> **WORK INSTRUCTIONS**:
Quote the material from the line with "Enumerate the UI" up to and including the line with "board-square[interactable]: ♜ (14, 3, 25, 13)", leaving out any pictures.

> **DATASET ENTRIES**:
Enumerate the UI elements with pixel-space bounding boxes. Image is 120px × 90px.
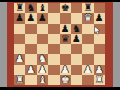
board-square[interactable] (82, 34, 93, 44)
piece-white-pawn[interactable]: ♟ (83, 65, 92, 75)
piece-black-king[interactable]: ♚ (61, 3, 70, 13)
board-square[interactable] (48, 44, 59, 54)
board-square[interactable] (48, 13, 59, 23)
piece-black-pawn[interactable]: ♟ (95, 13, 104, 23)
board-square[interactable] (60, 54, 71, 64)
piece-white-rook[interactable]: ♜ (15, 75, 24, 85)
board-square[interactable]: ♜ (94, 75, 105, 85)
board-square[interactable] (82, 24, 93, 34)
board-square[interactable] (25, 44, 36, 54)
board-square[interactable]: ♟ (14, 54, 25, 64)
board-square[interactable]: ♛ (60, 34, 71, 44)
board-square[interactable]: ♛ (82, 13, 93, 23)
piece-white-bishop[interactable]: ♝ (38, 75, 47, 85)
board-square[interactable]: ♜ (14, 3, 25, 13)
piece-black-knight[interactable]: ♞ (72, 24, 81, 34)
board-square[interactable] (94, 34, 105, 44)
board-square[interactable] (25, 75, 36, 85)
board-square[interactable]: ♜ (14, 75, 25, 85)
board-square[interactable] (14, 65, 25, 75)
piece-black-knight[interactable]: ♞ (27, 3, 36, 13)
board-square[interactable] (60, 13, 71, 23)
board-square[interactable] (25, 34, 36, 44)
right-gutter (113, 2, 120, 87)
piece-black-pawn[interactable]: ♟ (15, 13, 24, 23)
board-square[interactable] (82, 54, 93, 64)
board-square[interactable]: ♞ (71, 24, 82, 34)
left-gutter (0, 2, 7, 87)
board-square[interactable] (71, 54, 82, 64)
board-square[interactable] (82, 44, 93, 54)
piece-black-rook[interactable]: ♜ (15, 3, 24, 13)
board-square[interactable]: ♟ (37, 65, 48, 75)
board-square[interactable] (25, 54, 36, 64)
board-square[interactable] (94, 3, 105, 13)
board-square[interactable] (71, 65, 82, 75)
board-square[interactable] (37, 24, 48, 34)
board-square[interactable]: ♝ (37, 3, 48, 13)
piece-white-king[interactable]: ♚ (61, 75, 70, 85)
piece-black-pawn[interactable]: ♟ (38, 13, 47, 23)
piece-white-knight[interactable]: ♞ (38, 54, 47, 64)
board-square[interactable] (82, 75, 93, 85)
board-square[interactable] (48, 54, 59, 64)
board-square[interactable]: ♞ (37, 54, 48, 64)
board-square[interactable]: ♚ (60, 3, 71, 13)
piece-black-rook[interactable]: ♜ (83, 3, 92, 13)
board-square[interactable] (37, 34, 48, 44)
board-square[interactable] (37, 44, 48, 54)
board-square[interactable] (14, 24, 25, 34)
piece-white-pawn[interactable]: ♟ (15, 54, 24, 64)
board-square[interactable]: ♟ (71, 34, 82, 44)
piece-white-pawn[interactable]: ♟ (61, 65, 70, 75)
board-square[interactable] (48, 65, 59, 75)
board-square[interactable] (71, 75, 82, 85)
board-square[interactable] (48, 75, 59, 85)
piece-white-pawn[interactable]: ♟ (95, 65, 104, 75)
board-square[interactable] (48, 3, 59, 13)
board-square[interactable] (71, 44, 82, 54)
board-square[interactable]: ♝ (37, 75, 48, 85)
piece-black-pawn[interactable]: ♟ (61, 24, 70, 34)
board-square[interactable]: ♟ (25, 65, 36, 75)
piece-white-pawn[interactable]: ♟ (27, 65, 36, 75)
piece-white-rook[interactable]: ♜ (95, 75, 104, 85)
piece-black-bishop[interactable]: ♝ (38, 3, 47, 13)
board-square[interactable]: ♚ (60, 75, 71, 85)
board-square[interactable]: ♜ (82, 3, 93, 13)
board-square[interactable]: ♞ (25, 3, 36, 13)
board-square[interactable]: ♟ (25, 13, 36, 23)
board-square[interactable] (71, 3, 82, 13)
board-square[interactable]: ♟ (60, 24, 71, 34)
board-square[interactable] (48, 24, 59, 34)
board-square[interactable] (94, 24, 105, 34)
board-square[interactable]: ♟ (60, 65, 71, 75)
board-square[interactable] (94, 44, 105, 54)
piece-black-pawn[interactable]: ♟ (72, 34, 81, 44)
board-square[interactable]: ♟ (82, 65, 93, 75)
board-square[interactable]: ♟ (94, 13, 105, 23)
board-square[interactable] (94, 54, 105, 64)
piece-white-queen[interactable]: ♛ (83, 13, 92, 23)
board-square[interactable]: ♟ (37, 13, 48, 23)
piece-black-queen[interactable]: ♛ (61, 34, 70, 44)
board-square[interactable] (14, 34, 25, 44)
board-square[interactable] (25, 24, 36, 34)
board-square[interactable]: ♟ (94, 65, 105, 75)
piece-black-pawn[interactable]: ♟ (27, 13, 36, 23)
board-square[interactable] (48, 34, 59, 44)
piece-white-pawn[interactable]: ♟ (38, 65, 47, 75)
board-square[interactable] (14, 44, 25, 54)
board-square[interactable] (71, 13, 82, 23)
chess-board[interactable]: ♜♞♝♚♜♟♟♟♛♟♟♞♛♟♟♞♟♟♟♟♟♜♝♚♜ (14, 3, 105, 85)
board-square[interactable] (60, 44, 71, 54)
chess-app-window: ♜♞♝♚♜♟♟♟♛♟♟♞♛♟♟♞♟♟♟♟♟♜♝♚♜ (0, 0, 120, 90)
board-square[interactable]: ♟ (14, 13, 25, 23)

...

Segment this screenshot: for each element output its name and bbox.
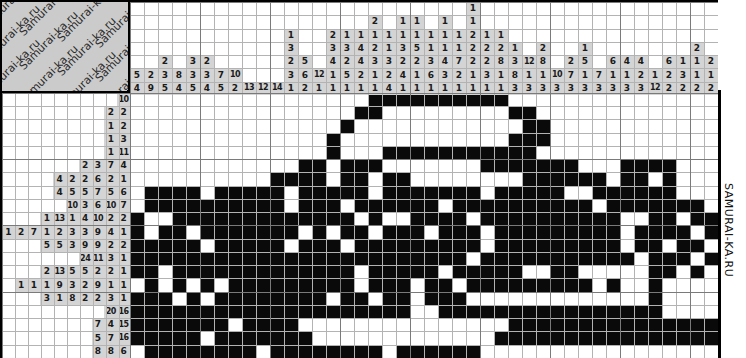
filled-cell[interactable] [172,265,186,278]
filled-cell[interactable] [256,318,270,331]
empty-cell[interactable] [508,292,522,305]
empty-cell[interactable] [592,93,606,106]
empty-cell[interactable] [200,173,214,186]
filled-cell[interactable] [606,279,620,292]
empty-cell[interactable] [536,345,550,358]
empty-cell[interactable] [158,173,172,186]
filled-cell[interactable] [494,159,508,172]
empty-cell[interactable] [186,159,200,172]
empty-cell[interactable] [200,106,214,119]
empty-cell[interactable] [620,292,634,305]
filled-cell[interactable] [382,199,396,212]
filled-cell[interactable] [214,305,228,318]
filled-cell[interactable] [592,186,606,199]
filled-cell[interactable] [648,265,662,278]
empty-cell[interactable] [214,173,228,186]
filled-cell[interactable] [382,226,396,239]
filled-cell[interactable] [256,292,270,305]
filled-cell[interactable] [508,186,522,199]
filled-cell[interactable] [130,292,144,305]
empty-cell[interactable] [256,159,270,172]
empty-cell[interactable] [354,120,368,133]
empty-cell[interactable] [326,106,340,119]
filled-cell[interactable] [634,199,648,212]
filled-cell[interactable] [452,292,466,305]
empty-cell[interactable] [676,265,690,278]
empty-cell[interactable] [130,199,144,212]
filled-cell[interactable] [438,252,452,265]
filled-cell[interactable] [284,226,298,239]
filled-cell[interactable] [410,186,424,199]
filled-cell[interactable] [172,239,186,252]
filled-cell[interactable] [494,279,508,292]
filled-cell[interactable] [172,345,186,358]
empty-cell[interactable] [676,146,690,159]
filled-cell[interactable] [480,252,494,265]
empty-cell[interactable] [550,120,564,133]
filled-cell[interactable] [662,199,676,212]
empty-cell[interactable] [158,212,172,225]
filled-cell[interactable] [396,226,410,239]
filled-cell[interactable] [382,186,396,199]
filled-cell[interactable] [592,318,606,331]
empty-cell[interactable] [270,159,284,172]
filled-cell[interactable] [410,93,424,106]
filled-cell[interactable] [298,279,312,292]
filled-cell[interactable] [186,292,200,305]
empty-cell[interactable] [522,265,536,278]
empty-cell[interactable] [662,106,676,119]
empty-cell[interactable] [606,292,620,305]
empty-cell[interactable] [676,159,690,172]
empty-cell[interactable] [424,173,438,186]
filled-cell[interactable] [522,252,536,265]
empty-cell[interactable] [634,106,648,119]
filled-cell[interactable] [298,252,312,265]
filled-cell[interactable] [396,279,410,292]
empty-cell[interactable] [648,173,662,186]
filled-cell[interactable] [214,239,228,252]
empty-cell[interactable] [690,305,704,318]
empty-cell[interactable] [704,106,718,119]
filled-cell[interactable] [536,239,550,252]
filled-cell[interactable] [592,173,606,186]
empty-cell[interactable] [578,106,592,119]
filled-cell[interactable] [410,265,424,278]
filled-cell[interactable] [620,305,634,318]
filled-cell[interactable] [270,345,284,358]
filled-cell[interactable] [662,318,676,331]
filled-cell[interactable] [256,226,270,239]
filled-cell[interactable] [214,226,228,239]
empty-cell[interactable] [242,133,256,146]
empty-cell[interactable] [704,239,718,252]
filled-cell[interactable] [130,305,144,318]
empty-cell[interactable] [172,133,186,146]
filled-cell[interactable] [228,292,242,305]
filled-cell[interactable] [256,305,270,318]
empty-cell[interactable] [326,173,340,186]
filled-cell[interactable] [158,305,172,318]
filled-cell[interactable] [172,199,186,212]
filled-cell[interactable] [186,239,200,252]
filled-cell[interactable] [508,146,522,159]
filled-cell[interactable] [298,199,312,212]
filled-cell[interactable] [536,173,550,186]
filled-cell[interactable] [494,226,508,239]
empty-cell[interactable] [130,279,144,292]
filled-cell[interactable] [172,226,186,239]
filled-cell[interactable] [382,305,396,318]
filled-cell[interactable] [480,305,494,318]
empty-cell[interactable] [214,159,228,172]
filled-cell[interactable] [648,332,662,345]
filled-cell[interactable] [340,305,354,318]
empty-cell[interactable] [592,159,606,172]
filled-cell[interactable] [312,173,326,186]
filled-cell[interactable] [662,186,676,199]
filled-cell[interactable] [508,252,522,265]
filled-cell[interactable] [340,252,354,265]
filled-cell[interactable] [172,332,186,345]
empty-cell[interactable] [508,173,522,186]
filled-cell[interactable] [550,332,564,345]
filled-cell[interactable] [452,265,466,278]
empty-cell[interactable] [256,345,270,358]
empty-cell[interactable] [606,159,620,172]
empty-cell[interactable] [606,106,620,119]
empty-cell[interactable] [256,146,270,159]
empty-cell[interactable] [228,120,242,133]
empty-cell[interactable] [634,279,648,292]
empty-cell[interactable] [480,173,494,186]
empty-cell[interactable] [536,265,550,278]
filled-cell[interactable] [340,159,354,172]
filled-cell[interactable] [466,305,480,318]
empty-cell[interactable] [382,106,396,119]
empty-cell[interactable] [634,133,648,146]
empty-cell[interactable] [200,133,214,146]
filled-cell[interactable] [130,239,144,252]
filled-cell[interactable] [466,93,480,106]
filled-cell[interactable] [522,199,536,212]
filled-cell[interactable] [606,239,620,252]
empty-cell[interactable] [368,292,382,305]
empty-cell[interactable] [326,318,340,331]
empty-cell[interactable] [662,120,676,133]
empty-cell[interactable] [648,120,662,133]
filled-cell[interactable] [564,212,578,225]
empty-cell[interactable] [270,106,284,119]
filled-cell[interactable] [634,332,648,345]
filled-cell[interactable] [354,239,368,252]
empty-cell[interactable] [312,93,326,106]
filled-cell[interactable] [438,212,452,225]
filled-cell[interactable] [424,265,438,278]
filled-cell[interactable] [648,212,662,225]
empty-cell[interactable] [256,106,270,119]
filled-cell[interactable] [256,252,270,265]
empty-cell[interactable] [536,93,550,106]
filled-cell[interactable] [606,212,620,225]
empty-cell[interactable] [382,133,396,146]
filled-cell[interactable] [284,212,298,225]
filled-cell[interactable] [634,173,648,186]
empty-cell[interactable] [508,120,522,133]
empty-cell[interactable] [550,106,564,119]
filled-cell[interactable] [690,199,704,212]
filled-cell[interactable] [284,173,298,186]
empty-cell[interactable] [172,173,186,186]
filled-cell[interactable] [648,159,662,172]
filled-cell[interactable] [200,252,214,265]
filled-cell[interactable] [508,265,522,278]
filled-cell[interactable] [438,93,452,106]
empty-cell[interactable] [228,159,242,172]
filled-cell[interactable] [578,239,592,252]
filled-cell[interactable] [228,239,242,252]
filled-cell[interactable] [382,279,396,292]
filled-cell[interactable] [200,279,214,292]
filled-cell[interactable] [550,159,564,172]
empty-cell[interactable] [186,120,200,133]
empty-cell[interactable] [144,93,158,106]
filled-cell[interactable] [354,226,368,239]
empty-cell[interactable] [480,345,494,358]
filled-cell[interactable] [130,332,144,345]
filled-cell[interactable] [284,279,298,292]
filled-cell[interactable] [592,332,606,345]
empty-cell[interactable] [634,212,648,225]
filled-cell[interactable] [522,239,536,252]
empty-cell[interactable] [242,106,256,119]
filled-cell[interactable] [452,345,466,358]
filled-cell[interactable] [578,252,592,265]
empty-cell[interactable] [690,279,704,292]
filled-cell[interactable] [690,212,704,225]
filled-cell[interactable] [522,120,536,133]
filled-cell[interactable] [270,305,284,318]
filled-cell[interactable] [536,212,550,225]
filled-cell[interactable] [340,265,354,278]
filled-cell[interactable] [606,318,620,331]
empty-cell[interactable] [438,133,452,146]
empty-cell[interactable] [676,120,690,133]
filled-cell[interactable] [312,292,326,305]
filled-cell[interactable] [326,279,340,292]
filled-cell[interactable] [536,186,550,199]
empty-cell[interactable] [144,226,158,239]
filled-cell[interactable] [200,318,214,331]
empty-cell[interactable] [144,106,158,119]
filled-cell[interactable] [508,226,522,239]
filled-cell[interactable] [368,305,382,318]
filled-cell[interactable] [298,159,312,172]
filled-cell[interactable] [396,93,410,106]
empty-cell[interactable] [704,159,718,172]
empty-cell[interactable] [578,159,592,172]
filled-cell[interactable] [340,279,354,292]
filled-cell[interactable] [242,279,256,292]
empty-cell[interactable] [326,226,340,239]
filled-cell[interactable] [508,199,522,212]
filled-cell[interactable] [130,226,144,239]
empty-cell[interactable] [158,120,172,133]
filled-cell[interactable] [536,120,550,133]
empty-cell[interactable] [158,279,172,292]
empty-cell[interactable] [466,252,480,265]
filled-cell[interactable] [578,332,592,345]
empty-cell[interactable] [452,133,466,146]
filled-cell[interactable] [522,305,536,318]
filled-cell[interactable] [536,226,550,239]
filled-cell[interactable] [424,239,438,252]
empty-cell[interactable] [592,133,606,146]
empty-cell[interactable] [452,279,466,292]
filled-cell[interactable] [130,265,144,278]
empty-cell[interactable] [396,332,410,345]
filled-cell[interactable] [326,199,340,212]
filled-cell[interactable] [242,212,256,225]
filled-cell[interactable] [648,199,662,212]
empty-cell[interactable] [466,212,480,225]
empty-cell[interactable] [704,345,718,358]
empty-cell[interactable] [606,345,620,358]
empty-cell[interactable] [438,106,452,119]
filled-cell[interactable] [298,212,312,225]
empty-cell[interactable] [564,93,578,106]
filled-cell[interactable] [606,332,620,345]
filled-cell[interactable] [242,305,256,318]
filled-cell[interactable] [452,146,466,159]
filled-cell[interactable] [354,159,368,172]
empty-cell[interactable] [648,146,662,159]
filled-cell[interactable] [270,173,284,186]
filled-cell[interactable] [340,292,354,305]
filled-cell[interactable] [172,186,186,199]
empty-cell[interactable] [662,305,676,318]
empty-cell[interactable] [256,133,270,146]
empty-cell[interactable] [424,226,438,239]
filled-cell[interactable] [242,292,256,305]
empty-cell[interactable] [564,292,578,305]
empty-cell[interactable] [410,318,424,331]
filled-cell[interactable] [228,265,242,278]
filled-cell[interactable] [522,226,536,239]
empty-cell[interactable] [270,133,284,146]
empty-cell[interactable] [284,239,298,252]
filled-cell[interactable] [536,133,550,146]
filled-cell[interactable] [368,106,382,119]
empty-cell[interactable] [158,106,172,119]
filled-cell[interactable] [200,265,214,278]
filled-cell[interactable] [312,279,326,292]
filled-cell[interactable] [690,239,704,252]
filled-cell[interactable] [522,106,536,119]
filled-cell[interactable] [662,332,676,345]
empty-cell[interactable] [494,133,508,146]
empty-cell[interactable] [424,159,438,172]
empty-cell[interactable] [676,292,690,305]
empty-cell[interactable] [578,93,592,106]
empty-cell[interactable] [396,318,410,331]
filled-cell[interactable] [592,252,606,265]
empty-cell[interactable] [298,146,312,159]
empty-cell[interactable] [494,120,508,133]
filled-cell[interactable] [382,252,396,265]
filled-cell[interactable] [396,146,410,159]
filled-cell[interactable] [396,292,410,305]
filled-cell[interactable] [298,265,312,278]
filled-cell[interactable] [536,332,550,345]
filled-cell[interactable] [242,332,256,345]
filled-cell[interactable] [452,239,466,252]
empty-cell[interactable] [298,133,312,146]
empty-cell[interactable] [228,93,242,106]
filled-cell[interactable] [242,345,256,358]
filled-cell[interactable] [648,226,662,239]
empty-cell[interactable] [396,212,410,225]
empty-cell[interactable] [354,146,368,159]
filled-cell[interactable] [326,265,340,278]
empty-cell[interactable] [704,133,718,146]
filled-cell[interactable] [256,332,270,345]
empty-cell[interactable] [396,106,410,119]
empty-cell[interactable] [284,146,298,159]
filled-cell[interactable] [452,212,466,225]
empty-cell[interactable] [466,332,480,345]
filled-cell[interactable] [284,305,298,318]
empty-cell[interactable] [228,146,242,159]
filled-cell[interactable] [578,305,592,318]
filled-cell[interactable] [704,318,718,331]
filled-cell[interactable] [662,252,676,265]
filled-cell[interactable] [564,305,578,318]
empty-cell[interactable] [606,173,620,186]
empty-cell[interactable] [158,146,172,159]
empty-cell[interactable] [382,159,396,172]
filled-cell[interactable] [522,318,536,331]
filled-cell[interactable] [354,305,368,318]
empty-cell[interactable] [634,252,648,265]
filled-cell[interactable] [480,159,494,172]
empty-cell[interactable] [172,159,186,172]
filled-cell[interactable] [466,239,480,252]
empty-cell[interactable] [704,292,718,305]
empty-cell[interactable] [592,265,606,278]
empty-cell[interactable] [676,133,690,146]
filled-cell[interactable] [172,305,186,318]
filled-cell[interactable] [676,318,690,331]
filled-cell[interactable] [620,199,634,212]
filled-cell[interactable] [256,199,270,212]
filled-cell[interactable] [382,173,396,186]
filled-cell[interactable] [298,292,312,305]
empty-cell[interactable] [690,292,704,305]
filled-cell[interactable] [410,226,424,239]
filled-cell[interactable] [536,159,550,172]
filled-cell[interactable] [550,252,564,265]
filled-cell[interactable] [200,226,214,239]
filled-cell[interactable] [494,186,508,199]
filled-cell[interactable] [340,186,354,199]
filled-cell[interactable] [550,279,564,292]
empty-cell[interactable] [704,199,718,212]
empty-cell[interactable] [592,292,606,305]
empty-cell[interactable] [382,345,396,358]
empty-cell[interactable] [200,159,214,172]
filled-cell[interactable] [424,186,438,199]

---

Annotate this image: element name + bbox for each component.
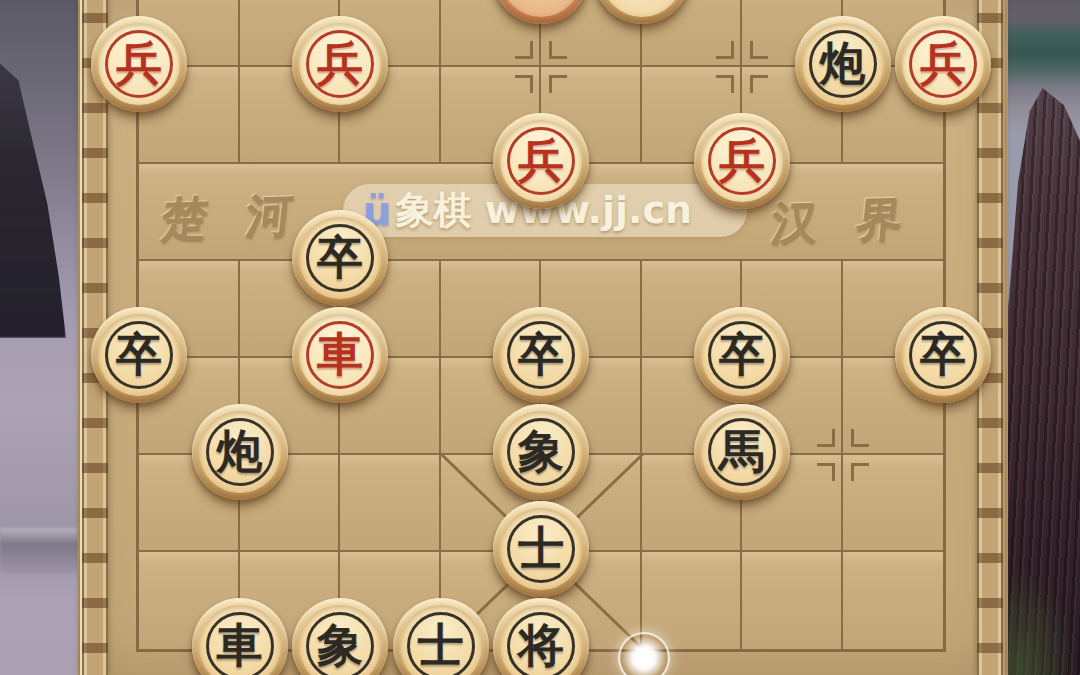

> **TASK RESPONSE**:
Enumerate the UI elements with pixel-space bounding boxes. Image is 120px × 90px.
board-square[interactable] (82, 34, 93, 44)
piece-white-pawn[interactable]: ♟ (83, 65, 92, 75)
piece-black-king[interactable]: ♚ (61, 3, 70, 13)
board-square[interactable] (48, 44, 59, 54)
board-square[interactable] (48, 13, 59, 23)
piece-black-pawn[interactable]: ♟ (95, 13, 104, 23)
board-square[interactable] (60, 54, 71, 64)
piece-white-rook[interactable]: ♜ (15, 75, 24, 85)
board-square[interactable]: ♜ (94, 75, 105, 85)
board-square[interactable] (82, 24, 93, 34)
board-square[interactable] (25, 44, 36, 54)
board-square[interactable]: ♟ (14, 54, 25, 64)
board-square[interactable]: ♛ (60, 34, 71, 44)
board-square[interactable]: ♛ (82, 13, 93, 23)
piece-white-bishop[interactable]: ♝ (38, 75, 47, 85)
board-square[interactable]: ♜ (14, 3, 25, 13)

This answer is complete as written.